* _Work to complete_: Nothing but the line with "Decode this chart: output" and the lines after it, through the end of the records below, is to be repeated, exactly as it is.

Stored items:
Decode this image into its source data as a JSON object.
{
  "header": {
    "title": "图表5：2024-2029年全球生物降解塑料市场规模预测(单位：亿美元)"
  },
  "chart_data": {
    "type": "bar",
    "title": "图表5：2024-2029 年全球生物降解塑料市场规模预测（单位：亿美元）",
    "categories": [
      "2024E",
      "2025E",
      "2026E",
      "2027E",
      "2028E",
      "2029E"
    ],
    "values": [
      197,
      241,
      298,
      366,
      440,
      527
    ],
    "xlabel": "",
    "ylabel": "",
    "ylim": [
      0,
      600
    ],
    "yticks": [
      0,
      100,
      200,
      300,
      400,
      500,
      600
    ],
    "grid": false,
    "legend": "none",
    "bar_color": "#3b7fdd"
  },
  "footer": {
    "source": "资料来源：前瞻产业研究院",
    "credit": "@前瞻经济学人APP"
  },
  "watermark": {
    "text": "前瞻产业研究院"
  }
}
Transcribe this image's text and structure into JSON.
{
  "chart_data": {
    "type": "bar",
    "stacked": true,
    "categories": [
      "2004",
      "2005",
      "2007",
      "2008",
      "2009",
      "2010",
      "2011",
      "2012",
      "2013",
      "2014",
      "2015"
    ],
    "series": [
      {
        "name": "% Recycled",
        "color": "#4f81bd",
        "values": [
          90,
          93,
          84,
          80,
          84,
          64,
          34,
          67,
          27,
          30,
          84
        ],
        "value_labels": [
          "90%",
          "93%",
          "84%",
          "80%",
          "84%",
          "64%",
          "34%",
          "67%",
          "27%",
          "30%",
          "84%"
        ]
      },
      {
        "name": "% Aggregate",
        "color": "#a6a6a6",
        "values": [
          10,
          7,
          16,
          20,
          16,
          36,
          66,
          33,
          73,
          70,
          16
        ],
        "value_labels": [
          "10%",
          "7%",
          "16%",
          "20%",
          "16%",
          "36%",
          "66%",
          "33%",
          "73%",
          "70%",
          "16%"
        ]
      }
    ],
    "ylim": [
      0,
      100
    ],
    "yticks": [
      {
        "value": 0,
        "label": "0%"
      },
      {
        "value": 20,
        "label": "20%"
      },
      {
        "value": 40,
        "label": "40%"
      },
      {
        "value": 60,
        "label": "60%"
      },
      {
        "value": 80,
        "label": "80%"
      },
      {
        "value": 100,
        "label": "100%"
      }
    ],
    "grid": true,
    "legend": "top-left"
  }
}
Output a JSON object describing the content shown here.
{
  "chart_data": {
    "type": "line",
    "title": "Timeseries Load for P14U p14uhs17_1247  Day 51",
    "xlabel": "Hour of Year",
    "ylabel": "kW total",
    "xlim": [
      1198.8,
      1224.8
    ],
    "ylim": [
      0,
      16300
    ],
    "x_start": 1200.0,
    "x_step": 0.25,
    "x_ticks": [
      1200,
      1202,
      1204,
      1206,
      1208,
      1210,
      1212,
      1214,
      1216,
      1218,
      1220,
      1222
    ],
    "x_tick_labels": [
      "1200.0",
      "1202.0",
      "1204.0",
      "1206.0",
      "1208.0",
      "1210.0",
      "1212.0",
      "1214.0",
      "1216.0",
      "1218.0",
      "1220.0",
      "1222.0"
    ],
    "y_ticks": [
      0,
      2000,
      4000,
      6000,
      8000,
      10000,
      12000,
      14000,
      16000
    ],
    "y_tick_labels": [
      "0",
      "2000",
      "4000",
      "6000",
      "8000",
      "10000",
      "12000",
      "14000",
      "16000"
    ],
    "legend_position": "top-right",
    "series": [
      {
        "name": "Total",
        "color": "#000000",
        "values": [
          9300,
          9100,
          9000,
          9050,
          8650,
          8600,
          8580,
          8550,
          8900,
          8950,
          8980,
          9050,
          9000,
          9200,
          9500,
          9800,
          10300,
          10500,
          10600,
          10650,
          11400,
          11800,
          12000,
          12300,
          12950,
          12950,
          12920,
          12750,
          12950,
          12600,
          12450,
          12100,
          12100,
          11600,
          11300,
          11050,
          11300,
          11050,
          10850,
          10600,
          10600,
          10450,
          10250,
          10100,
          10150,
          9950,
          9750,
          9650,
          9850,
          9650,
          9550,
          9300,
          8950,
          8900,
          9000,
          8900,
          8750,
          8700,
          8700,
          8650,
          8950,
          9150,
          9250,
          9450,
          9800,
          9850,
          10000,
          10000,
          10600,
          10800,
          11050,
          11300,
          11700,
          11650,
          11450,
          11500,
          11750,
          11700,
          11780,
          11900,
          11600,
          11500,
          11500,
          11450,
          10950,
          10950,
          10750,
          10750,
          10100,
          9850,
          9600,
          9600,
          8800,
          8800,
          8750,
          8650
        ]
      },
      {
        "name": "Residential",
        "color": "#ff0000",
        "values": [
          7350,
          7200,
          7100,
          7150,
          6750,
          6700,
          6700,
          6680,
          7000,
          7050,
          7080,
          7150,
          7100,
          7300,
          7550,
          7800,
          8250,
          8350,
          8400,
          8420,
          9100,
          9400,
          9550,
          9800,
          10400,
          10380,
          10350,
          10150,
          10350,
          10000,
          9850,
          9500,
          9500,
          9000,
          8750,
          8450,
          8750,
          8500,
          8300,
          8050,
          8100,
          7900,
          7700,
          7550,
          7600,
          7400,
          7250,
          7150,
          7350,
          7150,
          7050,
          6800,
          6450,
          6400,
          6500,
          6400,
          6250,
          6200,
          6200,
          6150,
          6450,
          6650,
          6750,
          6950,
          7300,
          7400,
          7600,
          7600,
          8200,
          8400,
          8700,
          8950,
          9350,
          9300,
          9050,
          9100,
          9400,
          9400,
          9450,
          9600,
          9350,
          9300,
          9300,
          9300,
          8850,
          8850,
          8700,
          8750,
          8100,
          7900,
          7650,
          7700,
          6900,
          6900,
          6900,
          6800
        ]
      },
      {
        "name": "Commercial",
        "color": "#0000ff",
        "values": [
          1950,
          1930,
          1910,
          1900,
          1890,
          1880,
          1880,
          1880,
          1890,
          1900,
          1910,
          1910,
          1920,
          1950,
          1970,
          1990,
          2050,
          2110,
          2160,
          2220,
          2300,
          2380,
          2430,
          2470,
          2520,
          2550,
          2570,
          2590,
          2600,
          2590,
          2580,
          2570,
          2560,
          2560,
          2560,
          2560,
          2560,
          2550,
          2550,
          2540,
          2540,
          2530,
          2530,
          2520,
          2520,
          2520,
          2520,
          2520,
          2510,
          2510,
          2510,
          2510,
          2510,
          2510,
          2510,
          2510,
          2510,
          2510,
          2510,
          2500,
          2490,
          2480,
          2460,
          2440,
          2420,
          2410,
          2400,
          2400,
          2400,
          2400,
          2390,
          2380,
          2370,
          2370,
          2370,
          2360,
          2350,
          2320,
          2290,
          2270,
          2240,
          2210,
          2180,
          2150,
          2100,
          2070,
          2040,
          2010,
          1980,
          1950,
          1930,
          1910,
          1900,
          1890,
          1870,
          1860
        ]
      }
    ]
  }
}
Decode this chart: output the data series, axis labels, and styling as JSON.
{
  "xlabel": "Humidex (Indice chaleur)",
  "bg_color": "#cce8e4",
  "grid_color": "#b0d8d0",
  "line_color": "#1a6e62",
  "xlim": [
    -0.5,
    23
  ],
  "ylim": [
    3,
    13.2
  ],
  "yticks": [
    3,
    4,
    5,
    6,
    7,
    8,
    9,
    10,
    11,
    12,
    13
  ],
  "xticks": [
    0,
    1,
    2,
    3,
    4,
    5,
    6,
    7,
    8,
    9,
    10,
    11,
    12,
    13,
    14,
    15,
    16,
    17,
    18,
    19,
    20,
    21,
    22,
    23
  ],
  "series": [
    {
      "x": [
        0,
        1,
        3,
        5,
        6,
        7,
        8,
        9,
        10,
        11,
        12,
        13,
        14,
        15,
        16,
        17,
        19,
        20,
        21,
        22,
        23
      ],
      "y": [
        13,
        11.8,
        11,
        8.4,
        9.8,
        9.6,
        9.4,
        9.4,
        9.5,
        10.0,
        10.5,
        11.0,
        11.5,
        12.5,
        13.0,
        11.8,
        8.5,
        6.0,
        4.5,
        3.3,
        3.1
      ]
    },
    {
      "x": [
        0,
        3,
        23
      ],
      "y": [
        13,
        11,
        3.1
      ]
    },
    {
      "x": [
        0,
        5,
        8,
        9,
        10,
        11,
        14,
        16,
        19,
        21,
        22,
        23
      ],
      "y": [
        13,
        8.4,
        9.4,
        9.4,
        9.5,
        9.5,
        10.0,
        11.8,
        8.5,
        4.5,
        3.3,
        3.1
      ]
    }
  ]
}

* _Complete response_:
Decode this chart: output the data series, axis labels, and styling as JSON.
{
  "xlabel": "Humidex (Indice chaleur)",
  "bg_color": "#cce8e4",
  "grid_color": "#b0d8d0",
  "line_color": "#1a6e62",
  "xlim": [
    -0.5,
    23
  ],
  "ylim": [
    3,
    13.2
  ],
  "yticks": [
    3,
    4,
    5,
    6,
    7,
    8,
    9,
    10,
    11,
    12,
    13
  ],
  "xticks": [
    0,
    1,
    2,
    3,
    4,
    5,
    6,
    7,
    8,
    9,
    10,
    11,
    12,
    13,
    14,
    15,
    16,
    17,
    18,
    19,
    20,
    21,
    22,
    23
  ],
  "series": [
    {
      "x": [
        0,
        1,
        3,
        5,
        6,
        7,
        8,
        9,
        10,
        11,
        12,
        13,
        14,
        15,
        16,
        17,
        19,
        20,
        21,
        22,
        23
      ],
      "y": [
        13,
        11.8,
        11,
        8.4,
        9.8,
        9.6,
        9.4,
        9.4,
        9.5,
        10.0,
        10.5,
        11.0,
        11.5,
        12.5,
        13.0,
        11.8,
        8.5,
        6.0,
        4.5,
        3.3,
        3.1
      ]
    },
    {
      "x": [
        0,
        3,
        23
      ],
      "y": [
        13,
        11,
        3.1
      ]
    },
    {
      "x": [
        0,
        5,
        8,
        9,
        10,
        11,
        14,
        16,
        19,
        21,
        22,
        23
      ],
      "y": [
        13,
        8.4,
        9.4,
        9.4,
        9.5,
        9.5,
        10.0,
        11.8,
        8.5,
        4.5,
        3.3,
        3.1
      ]
    }
  ]
}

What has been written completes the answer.